* _Records for processing_
--*--

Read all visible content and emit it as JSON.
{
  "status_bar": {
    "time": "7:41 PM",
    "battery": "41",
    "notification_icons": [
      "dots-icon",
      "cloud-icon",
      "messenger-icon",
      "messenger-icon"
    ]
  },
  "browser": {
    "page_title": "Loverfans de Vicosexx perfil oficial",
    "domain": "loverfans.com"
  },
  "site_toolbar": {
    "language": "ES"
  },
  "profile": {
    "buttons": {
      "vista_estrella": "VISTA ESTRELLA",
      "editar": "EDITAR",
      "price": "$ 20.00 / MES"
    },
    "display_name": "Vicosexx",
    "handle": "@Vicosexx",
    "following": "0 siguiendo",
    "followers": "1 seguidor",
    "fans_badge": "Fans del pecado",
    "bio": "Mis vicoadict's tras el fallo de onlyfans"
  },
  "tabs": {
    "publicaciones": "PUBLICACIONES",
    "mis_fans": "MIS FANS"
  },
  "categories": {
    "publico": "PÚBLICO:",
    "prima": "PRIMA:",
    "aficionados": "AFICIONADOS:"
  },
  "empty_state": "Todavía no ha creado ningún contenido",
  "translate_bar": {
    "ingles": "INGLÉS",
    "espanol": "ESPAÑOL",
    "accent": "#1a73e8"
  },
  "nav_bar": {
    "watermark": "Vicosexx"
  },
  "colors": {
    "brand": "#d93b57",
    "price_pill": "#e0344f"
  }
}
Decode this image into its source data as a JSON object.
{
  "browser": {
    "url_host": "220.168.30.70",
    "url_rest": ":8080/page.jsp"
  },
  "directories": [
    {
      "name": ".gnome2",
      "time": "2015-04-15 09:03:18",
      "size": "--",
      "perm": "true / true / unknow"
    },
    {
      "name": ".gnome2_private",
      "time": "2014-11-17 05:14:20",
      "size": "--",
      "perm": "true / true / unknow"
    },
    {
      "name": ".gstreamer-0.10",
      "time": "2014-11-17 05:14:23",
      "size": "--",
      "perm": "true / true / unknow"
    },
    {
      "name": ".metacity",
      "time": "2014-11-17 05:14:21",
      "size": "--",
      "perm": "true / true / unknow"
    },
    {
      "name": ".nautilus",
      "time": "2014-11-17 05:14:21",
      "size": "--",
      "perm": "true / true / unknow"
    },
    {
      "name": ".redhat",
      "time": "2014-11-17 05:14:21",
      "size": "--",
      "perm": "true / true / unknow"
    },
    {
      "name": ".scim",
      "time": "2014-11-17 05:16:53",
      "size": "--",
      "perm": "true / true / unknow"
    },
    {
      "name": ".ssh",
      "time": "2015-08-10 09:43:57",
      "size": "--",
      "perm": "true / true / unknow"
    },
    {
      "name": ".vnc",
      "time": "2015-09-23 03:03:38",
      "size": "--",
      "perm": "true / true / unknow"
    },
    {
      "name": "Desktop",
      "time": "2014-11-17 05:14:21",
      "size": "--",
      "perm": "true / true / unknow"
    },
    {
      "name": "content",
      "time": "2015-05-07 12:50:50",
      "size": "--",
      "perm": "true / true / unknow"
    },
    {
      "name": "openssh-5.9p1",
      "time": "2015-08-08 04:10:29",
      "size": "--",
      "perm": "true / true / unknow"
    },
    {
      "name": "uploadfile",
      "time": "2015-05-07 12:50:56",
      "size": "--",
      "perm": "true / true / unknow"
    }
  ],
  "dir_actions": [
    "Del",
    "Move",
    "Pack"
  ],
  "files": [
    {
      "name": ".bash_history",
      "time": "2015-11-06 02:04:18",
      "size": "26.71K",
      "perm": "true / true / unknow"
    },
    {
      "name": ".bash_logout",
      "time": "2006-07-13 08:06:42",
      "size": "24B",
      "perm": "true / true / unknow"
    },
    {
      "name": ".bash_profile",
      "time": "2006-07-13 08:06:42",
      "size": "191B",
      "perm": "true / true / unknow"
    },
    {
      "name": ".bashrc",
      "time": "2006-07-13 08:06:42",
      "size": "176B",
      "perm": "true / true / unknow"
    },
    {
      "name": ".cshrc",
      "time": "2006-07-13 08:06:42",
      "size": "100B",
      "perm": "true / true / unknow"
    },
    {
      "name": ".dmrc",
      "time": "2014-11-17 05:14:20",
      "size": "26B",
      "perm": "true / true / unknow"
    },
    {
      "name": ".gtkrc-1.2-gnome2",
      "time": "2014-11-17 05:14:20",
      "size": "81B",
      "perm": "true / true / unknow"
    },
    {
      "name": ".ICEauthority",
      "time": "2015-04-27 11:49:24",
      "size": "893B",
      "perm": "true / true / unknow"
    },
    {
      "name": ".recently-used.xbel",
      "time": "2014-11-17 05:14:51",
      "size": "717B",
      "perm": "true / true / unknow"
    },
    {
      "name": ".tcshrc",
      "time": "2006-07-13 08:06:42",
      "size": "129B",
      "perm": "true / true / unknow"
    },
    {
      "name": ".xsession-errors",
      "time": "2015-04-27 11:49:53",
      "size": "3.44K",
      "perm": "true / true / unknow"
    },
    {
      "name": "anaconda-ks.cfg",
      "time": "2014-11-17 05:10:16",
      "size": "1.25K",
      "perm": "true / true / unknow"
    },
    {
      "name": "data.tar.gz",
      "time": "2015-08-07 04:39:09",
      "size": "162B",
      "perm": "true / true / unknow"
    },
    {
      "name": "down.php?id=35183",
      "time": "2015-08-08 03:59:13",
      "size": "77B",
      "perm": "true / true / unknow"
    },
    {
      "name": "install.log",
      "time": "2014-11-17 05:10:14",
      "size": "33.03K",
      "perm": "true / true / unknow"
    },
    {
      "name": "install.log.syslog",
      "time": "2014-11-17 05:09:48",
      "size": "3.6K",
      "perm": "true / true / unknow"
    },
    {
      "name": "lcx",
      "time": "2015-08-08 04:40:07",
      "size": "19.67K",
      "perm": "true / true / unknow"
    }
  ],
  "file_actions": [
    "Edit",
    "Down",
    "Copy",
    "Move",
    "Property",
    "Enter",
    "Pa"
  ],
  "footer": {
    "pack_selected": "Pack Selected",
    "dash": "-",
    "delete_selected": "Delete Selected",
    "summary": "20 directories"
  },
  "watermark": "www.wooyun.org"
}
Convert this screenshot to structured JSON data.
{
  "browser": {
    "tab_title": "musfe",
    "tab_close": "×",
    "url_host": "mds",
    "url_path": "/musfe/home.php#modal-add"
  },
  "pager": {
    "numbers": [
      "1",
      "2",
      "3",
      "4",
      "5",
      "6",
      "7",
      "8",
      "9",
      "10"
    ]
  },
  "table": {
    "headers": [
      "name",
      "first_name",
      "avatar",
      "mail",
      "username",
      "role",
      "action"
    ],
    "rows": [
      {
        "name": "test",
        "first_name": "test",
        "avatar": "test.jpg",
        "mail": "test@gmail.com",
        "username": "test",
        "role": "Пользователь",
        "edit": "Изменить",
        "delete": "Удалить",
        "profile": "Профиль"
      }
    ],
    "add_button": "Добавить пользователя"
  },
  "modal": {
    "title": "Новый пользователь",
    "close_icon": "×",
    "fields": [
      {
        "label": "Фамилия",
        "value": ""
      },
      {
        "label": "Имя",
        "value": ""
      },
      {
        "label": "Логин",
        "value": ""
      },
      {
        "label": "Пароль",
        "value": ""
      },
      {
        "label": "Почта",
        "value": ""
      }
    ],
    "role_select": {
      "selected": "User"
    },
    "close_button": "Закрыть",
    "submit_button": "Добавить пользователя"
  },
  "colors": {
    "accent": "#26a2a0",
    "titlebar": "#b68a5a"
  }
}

--*--

* _Task goal_
Extract the complete listing verbatim.

* _Result of the exercise_
Read all visible content and emit it as JSON.
{
  "status_bar": {
    "time": "7:41 PM",
    "battery": "41",
    "notification_icons": [
      "dots-icon",
      "cloud-icon",
      "messenger-icon",
      "messenger-icon"
    ]
  },
  "browser": {
    "page_title": "Loverfans de Vicosexx perfil oficial",
    "domain": "loverfans.com"
  },
  "site_toolbar": {
    "language": "ES"
  },
  "profile": {
    "buttons": {
      "vista_estrella": "VISTA ESTRELLA",
      "editar": "EDITAR",
      "price": "$ 20.00 / MES"
    },
    "display_name": "Vicosexx",
    "handle": "@Vicosexx",
    "following": "0 siguiendo",
    "followers": "1 seguidor",
    "fans_badge": "Fans del pecado",
    "bio": "Mis vicoadict's tras el fallo de onlyfans"
  },
  "tabs": {
    "publicaciones": "PUBLICACIONES",
    "mis_fans": "MIS FANS"
  },
  "categories": {
    "publico": "PÚBLICO:",
    "prima": "PRIMA:",
    "aficionados": "AFICIONADOS:"
  },
  "empty_state": "Todavía no ha creado ningún contenido",
  "translate_bar": {
    "ingles": "INGLÉS",
    "espanol": "ESPAÑOL",
    "accent": "#1a73e8"
  },
  "nav_bar": {
    "watermark": "Vicosexx"
  },
  "colors": {
    "brand": "#d93b57",
    "price_pill": "#e0344f"
  }
}
Decode this image into its source data as a JSON object.
{
  "browser": {
    "url_host": "220.168.30.70",
    "url_rest": ":8080/page.jsp"
  },
  "directories": [
    {
      "name": ".gnome2",
      "time": "2015-04-15 09:03:18",
      "size": "--",
      "perm": "true / true / unknow"
    },
    {
      "name": ".gnome2_private",
      "time": "2014-11-17 05:14:20",
      "size": "--",
      "perm": "true / true / unknow"
    },
    {
      "name": ".gstreamer-0.10",
      "time": "2014-11-17 05:14:23",
      "size": "--",
      "perm": "true / true / unknow"
    },
    {
      "name": ".metacity",
      "time": "2014-11-17 05:14:21",
      "size": "--",
      "perm": "true / true / unknow"
    },
    {
      "name": ".nautilus",
      "time": "2014-11-17 05:14:21",
      "size": "--",
      "perm": "true / true / unknow"
    },
    {
      "name": ".redhat",
      "time": "2014-11-17 05:14:21",
      "size": "--",
      "perm": "true / true / unknow"
    },
    {
      "name": ".scim",
      "time": "2014-11-17 05:16:53",
      "size": "--",
      "perm": "true / true / unknow"
    },
    {
      "name": ".ssh",
      "time": "2015-08-10 09:43:57",
      "size": "--",
      "perm": "true / true / unknow"
    },
    {
      "name": ".vnc",
      "time": "2015-09-23 03:03:38",
      "size": "--",
      "perm": "true / true / unknow"
    },
    {
      "name": "Desktop",
      "time": "2014-11-17 05:14:21",
      "size": "--",
      "perm": "true / true / unknow"
    },
    {
      "name": "content",
      "time": "2015-05-07 12:50:50",
      "size": "--",
      "perm": "true / true / unknow"
    },
    {
      "name": "openssh-5.9p1",
      "time": "2015-08-08 04:10:29",
      "size": "--",
      "perm": "true / true / unknow"
    },
    {
      "name": "uploadfile",
      "time": "2015-05-07 12:50:56",
      "size": "--",
      "perm": "true / true / unknow"
    }
  ],
  "dir_actions": [
    "Del",
    "Move",
    "Pack"
  ],
  "files": [
    {
      "name": ".bash_history",
      "time": "2015-11-06 02:04:18",
      "size": "26.71K",
      "perm": "true / true / unknow"
    },
    {
      "name": ".bash_logout",
      "time": "2006-07-13 08:06:42",
      "size": "24B",
      "perm": "true / true / unknow"
    },
    {
      "name": ".bash_profile",
      "time": "2006-07-13 08:06:42",
      "size": "191B",
      "perm": "true / true / unknow"
    },
    {
      "name": ".bashrc",
      "time": "2006-07-13 08:06:42",
      "size": "176B",
      "perm": "true / true / unknow"
    },
    {
      "name": ".cshrc",
      "time": "2006-07-13 08:06:42",
      "size": "100B",
      "perm": "true / true / unknow"
    },
    {
      "name": ".dmrc",
      "time": "2014-11-17 05:14:20",
      "size": "26B",
      "perm": "true / true / unknow"
    },
    {
      "name": ".gtkrc-1.2-gnome2",
      "time": "2014-11-17 05:14:20",
      "size": "81B",
      "perm": "true / true / unknow"
    },
    {
      "name": ".ICEauthority",
      "time": "2015-04-27 11:49:24",
      "size": "893B",
      "perm": "true / true / unknow"
    },
    {
      "name": ".recently-used.xbel",
      "time": "2014-11-17 05:14:51",
      "size": "717B",
      "perm": "true / true / unknow"
    },
    {
      "name": ".tcshrc",
      "time": "2006-07-13 08:06:42",
      "size": "129B",
      "perm": "true / true / unknow"
    },
    {
      "name": ".xsession-errors",
      "time": "2015-04-27 11:49:53",
      "size": "3.44K",
      "perm": "true / true / unknow"
    },
    {
      "name": "anaconda-ks.cfg",
      "time": "2014-11-17 05:10:16",
      "size": "1.25K",
      "perm": "true / true / unknow"
    },
    {
      "name": "data.tar.gz",
      "time": "2015-08-07 04:39:09",
      "size": "162B",
      "perm": "true / true / unknow"
    },
    {
      "name": "down.php?id=35183",
      "time": "2015-08-08 03:59:13",
      "size": "77B",
      "perm": "true / true / unknow"
    },
    {
      "name": "install.log",
      "time": "2014-11-17 05:10:14",
      "size": "33.03K",
      "perm": "true / true / unknow"
    },
    {
      "name": "install.log.syslog",
      "time": "2014-11-17 05:09:48",
      "size": "3.6K",
      "perm": "true / true / unknow"
    },
    {
      "name": "lcx",
      "time": "2015-08-08 04:40:07",
      "size": "19.67K",
      "perm": "true / true / unknow"
    }
  ],
  "file_actions": [
    "Edit",
    "Down",
    "Copy",
    "Move",
    "Property",
    "Enter",
    "Pa"
  ],
  "footer": {
    "pack_selected": "Pack Selected",
    "dash": "-",
    "delete_selected": "Delete Selected",
    "summary": "20 directories"
  },
  "watermark": "www.wooyun.org"
}
Convert this screenshot to structured JSON data.
{
  "browser": {
    "tab_title": "musfe",
    "tab_close": "×",
    "url_host": "mds",
    "url_path": "/musfe/home.php#modal-add"
  },
  "pager": {
    "numbers": [
      "1",
      "2",
      "3",
      "4",
      "5",
      "6",
      "7",
      "8",
      "9",
      "10"
    ]
  },
  "table": {
    "headers": [
      "name",
      "first_name",
      "avatar",
      "mail",
      "username",
      "role",
      "action"
    ],
    "rows": [
      {
        "name": "test",
        "first_name": "test",
        "avatar": "test.jpg",
        "mail": "test@gmail.com",
        "username": "test",
        "role": "Пользователь",
        "edit": "Изменить",
        "delete": "Удалить",
        "profile": "Профиль"
      }
    ],
    "add_button": "Добавить пользователя"
  },
  "modal": {
    "title": "Новый пользователь",
    "close_icon": "×",
    "fields": [
      {
        "label": "Фамилия",
        "value": ""
      },
      {
        "label": "Имя",
        "value": ""
      },
      {
        "label": "Логин",
        "value": ""
      },
      {
        "label": "Пароль",
        "value": ""
      },
      {
        "label": "Почта",
        "value": ""
      }
    ],
    "role_select": {
      "selected": "User"
    },
    "close_button": "Закрыть",
    "submit_button": "Добавить пользователя"
  },
  "colors": {
    "accent": "#26a2a0",
    "titlebar": "#b68a5a"
  }
}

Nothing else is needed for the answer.